■ **Work instructions**:
In the entries below, find the lines that contain the word "text" and copy them.

■ **Entries**:

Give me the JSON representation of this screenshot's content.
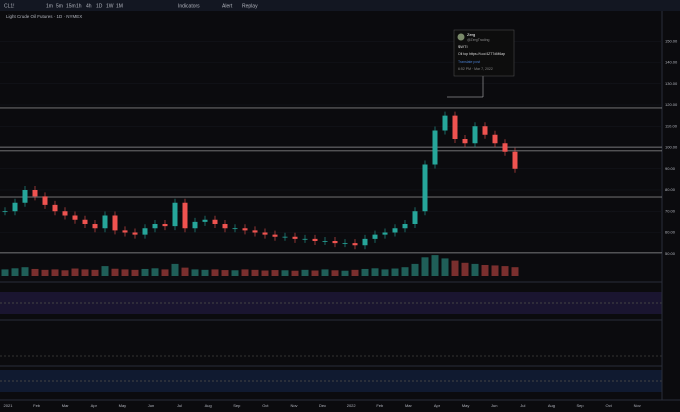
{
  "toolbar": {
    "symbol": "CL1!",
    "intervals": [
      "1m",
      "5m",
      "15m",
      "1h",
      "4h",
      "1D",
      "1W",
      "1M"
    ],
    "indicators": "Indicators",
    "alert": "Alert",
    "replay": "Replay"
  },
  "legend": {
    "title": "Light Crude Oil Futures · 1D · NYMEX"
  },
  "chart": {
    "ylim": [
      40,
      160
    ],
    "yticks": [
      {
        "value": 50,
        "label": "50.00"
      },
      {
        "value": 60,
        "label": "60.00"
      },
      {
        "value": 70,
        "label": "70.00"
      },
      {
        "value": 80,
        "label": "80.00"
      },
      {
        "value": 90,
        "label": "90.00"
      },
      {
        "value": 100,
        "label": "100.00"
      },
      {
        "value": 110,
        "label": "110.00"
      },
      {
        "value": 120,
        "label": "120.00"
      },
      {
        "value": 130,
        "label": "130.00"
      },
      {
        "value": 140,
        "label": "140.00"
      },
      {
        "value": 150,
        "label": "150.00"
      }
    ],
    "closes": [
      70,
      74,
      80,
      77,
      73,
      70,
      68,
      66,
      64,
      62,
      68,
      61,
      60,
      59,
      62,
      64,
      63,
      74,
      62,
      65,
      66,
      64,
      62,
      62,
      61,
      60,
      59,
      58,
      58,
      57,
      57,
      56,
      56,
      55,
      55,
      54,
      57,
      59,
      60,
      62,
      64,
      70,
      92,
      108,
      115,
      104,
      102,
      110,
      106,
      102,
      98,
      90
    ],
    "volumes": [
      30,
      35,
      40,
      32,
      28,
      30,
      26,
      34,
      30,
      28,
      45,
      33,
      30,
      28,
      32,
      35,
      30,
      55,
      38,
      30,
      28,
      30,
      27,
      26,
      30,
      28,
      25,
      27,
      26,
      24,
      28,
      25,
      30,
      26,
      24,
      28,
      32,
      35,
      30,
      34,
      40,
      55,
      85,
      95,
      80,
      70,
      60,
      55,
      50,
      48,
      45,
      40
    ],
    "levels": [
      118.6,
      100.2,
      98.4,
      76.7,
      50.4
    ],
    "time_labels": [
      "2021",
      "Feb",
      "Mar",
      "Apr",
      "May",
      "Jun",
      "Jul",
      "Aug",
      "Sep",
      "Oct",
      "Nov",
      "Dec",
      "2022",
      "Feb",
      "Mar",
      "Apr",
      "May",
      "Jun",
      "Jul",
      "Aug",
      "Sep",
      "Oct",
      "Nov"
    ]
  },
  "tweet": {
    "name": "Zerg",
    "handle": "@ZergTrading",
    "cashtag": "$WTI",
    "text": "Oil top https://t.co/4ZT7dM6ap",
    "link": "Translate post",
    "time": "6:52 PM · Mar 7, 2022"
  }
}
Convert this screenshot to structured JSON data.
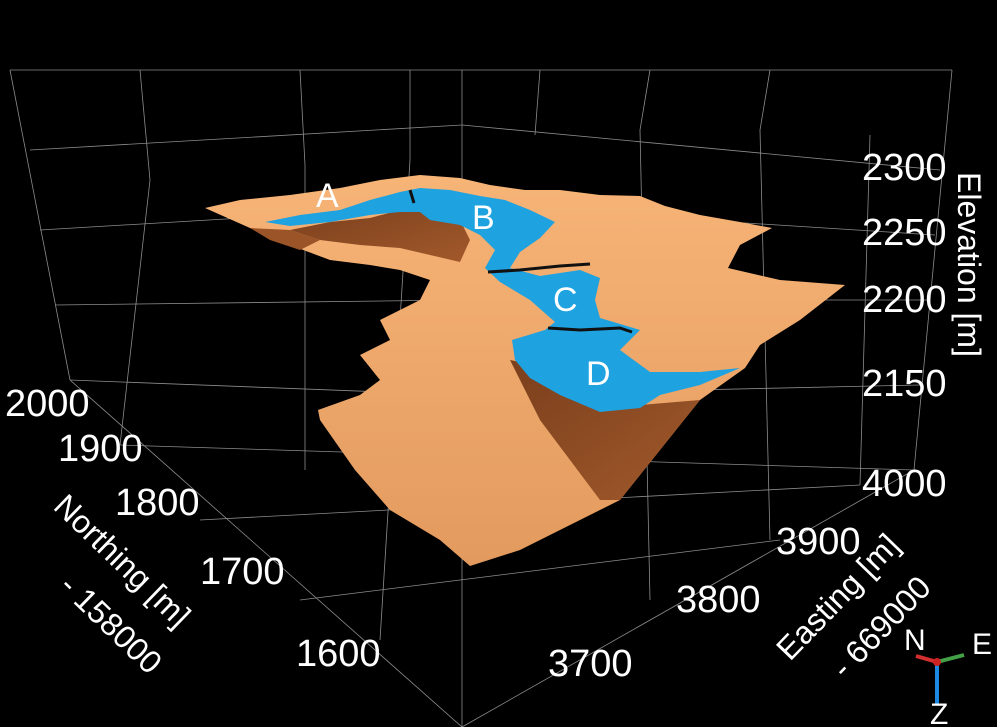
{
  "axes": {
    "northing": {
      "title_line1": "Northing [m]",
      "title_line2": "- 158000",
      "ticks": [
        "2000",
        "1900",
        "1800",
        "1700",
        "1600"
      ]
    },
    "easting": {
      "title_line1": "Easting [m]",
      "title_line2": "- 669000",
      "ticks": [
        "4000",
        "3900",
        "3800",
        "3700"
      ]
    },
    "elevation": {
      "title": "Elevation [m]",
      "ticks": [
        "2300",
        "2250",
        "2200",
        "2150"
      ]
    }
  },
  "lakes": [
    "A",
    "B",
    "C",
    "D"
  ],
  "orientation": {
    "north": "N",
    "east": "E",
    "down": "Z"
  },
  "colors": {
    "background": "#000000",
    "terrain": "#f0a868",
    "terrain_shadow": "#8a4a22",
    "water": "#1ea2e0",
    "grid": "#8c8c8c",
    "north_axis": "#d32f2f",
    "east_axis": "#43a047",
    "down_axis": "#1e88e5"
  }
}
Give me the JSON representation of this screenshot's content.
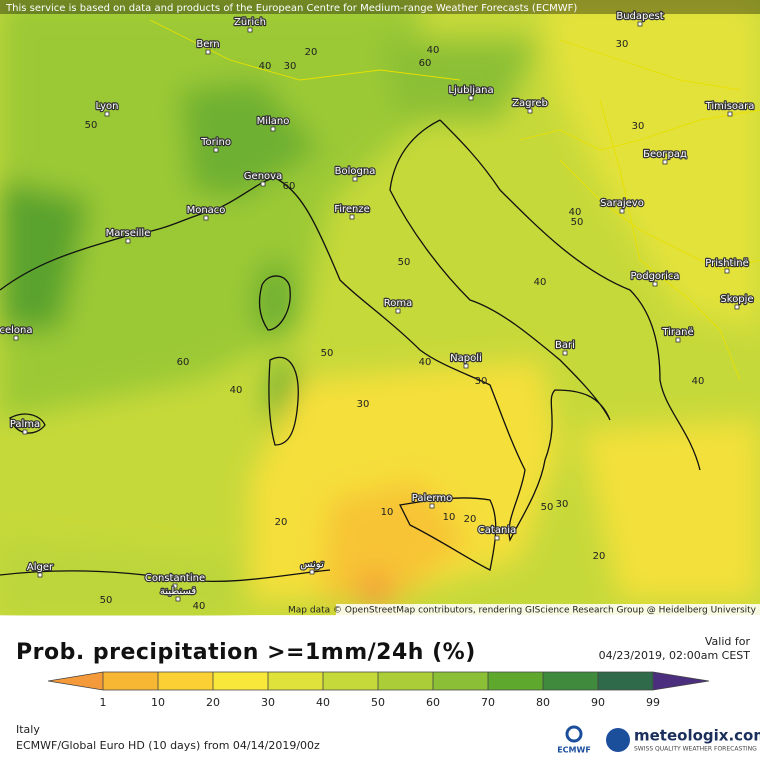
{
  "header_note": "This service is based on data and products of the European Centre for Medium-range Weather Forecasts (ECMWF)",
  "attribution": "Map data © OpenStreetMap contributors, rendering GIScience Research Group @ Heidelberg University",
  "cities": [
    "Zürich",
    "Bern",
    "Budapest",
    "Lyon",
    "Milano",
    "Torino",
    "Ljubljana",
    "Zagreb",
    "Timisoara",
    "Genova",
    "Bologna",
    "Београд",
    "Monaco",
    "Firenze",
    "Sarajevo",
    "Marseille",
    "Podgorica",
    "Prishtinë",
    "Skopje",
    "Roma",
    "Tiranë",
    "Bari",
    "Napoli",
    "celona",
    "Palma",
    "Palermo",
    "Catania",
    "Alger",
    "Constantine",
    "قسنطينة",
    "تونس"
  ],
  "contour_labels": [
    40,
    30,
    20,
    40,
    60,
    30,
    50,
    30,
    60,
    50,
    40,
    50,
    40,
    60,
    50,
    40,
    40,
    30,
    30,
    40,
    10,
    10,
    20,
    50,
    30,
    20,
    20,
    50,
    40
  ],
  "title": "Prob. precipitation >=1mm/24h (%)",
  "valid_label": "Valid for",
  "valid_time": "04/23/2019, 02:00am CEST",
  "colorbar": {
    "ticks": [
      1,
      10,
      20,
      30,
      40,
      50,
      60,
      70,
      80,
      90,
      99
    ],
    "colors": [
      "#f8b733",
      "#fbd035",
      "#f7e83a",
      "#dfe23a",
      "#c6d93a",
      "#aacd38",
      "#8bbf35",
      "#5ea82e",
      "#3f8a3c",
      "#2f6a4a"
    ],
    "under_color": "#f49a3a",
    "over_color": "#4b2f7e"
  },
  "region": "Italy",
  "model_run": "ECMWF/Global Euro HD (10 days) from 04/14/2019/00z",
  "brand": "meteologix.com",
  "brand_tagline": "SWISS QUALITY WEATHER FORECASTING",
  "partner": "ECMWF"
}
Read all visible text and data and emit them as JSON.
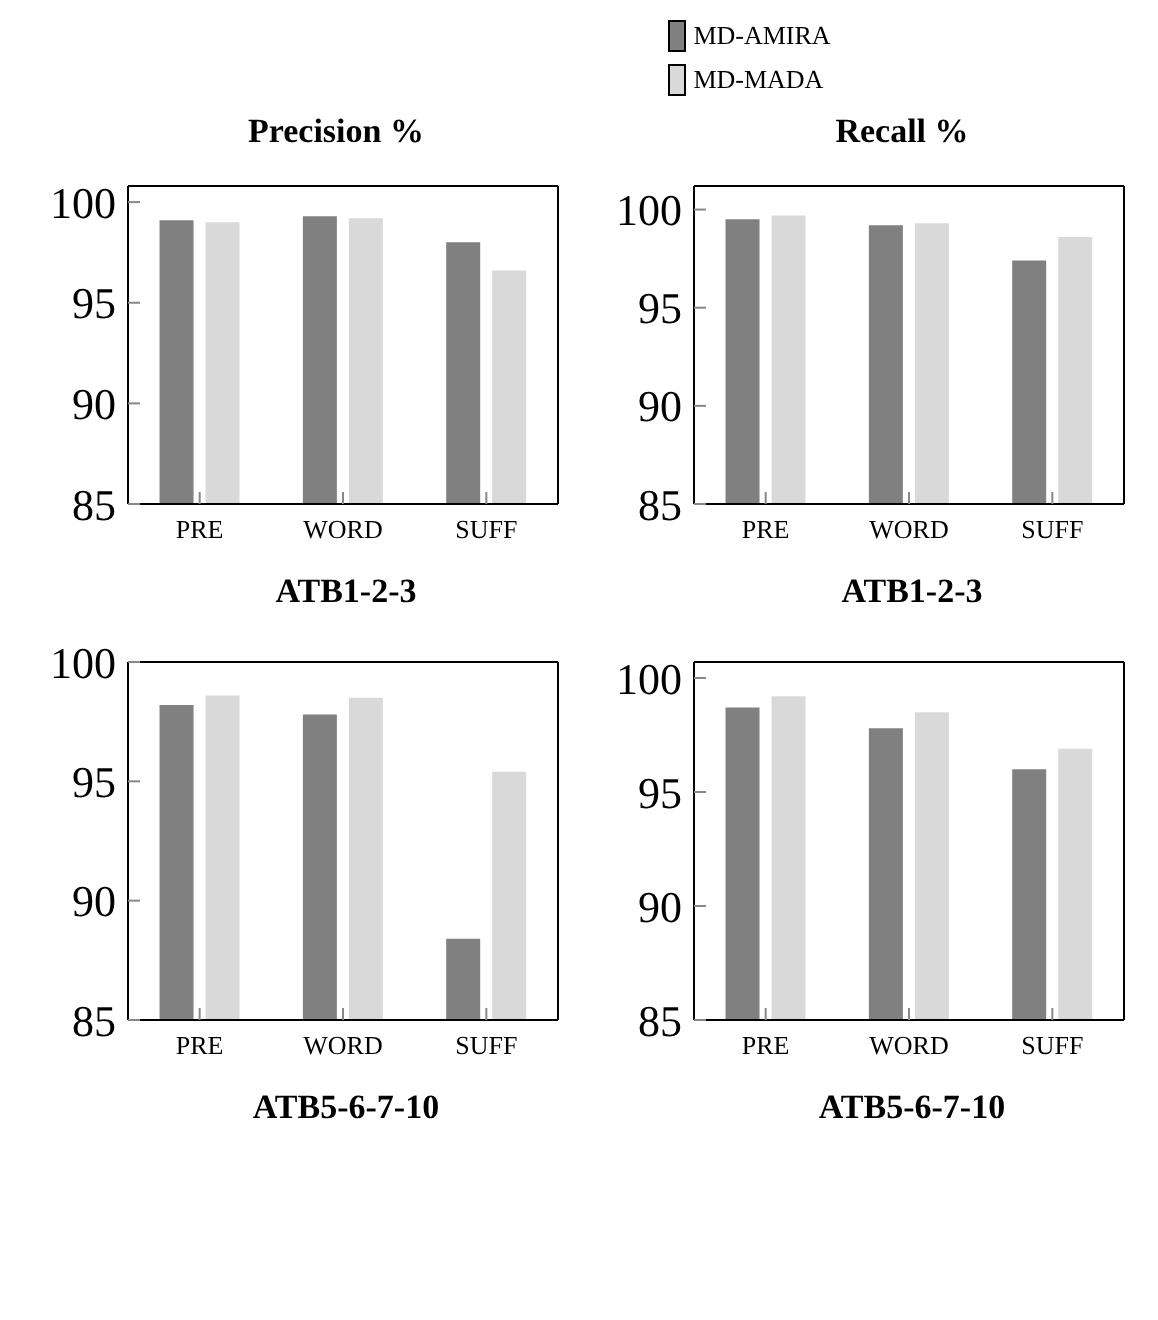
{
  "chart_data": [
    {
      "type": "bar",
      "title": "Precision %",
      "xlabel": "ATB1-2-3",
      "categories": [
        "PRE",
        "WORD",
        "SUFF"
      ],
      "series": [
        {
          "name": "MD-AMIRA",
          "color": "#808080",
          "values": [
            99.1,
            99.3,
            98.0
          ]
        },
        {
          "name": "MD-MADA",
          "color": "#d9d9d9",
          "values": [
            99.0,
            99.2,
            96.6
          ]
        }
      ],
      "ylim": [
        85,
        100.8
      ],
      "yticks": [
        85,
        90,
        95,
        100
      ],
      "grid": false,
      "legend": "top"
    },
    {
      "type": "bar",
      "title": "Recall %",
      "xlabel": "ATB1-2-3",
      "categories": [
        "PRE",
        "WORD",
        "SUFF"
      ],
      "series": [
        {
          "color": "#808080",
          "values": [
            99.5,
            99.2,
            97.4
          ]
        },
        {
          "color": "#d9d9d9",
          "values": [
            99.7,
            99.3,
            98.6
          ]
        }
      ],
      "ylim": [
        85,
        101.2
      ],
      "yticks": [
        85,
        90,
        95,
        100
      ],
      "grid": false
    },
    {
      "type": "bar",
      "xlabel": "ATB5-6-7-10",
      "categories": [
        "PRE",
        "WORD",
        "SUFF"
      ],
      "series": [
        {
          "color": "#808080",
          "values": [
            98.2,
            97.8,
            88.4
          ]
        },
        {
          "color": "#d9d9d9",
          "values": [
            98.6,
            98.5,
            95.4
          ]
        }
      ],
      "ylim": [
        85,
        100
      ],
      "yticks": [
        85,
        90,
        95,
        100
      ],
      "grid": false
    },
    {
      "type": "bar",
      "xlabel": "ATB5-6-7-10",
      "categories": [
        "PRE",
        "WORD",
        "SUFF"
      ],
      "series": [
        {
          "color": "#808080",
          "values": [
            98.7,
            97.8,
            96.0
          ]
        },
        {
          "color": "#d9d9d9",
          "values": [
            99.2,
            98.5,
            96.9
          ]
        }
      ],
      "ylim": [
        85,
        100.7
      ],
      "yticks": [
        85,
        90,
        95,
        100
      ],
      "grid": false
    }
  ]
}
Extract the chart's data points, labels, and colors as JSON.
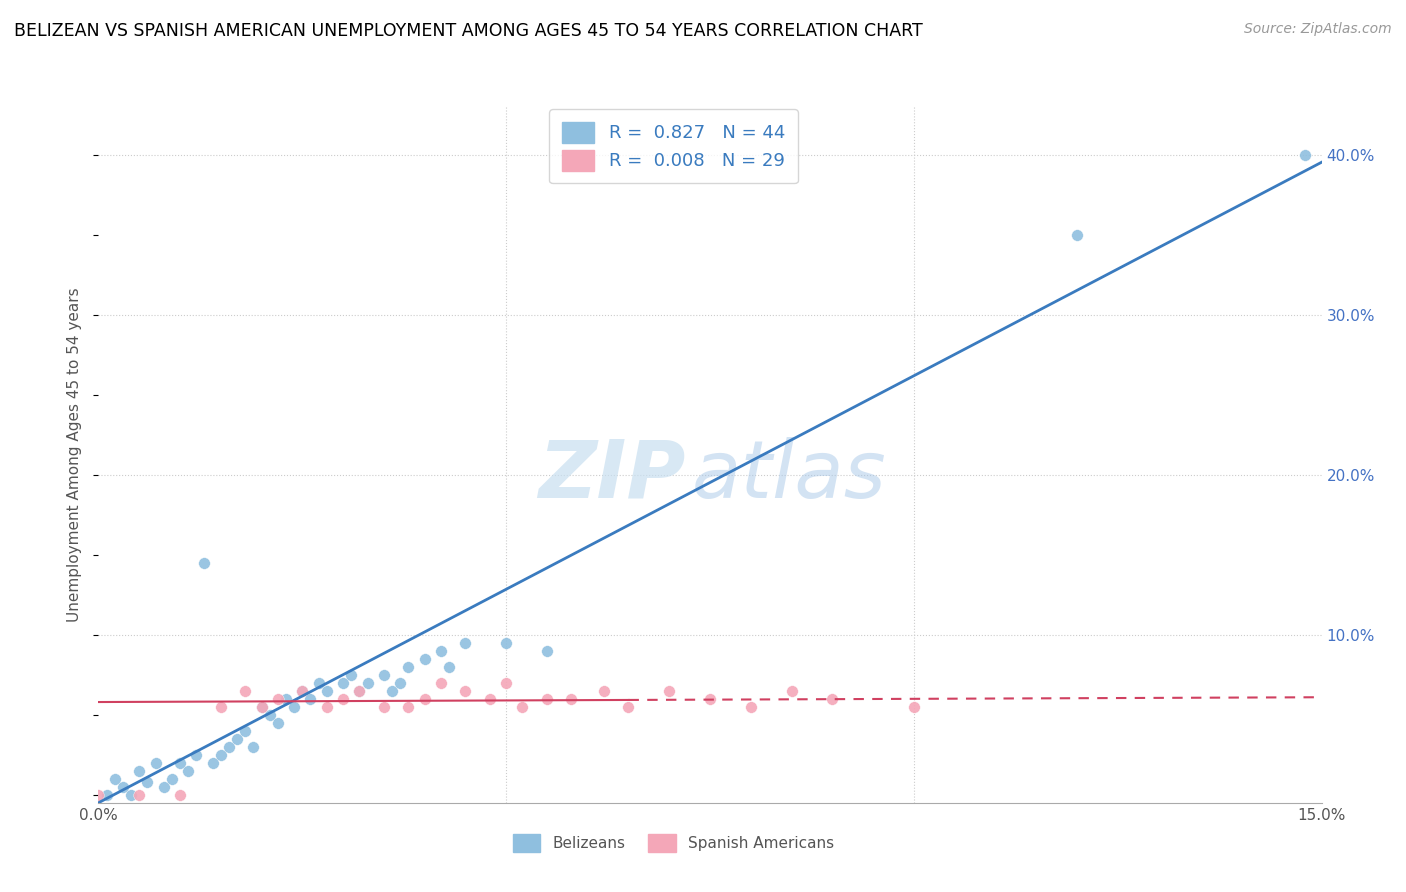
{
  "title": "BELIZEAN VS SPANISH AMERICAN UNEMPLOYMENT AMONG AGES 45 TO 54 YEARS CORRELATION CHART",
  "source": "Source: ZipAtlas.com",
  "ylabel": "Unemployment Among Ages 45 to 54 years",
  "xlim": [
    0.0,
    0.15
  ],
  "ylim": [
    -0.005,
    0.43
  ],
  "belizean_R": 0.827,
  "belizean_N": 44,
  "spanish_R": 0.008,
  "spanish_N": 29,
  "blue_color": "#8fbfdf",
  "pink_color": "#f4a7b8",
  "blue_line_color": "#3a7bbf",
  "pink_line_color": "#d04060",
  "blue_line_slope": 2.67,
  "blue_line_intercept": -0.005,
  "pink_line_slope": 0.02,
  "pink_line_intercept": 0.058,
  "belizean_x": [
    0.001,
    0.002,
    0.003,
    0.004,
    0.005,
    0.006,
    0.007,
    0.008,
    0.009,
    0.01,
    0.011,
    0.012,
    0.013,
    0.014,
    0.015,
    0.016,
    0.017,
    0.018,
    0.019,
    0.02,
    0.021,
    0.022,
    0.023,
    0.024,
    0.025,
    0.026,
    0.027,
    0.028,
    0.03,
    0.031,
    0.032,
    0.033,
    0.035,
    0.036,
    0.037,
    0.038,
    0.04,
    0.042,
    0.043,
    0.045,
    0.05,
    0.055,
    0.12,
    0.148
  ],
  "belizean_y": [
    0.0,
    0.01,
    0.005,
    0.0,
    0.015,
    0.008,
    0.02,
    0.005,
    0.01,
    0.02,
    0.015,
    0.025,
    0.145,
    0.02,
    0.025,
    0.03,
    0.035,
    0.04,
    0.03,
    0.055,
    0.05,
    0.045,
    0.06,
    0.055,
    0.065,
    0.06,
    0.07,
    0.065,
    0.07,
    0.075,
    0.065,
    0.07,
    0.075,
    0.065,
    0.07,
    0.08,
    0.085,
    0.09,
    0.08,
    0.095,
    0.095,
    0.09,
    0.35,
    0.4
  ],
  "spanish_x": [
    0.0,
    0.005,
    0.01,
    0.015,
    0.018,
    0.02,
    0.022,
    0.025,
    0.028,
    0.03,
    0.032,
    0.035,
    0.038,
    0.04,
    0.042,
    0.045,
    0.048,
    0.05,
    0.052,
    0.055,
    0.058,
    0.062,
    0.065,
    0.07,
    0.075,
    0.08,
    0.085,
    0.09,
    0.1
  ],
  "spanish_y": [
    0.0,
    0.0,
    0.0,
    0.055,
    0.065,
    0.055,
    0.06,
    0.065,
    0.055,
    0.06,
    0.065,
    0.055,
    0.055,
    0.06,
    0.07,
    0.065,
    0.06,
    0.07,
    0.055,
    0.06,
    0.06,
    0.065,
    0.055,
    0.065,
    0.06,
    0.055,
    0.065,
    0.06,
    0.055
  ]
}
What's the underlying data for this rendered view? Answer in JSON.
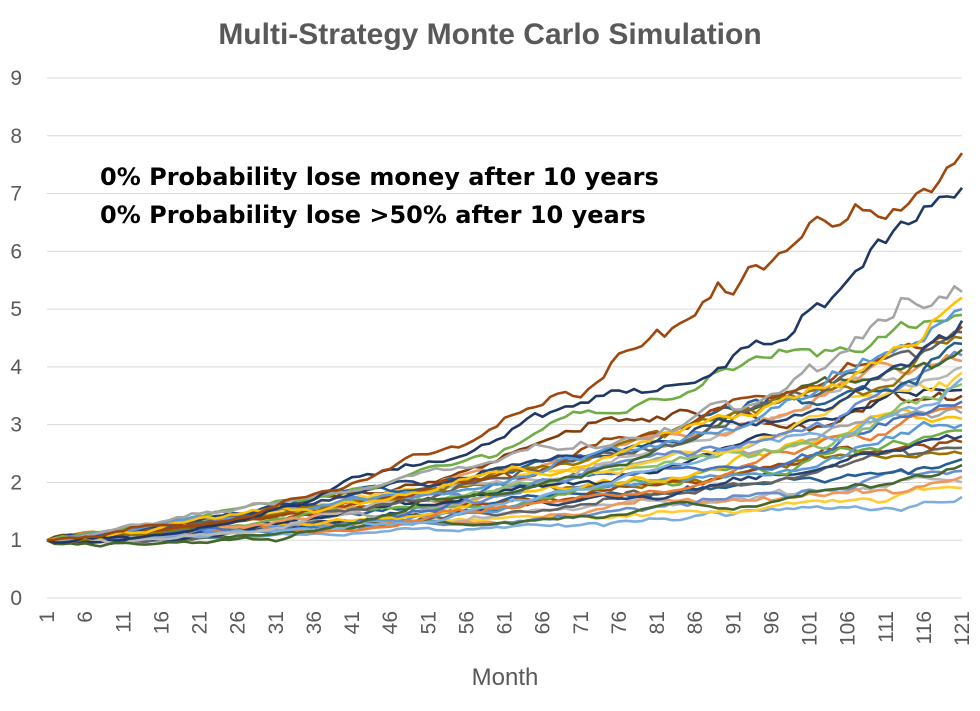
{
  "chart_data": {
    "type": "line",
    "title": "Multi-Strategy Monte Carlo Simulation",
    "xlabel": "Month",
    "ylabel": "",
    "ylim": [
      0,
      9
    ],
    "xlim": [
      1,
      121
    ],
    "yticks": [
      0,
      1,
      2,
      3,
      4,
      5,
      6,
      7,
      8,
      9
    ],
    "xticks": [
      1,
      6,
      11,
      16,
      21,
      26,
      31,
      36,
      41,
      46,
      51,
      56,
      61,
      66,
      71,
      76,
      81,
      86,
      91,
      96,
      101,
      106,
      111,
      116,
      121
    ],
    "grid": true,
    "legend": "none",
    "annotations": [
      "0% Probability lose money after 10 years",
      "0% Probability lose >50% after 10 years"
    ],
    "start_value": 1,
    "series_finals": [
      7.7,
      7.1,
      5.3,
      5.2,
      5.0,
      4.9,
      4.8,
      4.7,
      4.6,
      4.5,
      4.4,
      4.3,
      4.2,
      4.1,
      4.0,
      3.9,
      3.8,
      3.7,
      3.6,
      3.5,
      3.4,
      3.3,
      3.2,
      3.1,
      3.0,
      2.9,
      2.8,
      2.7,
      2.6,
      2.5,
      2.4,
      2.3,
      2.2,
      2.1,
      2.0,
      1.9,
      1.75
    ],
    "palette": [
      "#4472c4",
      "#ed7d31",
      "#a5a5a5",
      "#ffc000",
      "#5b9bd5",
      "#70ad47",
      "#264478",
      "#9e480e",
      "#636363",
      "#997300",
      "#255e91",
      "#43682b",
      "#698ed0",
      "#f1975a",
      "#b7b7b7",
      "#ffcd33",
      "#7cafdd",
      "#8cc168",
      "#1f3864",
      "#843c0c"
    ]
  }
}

■ **Written solution**:
    "text": "Oil top https://t.co/4ZT7dM6ap",
Read all visible text and data and emit them as JSON.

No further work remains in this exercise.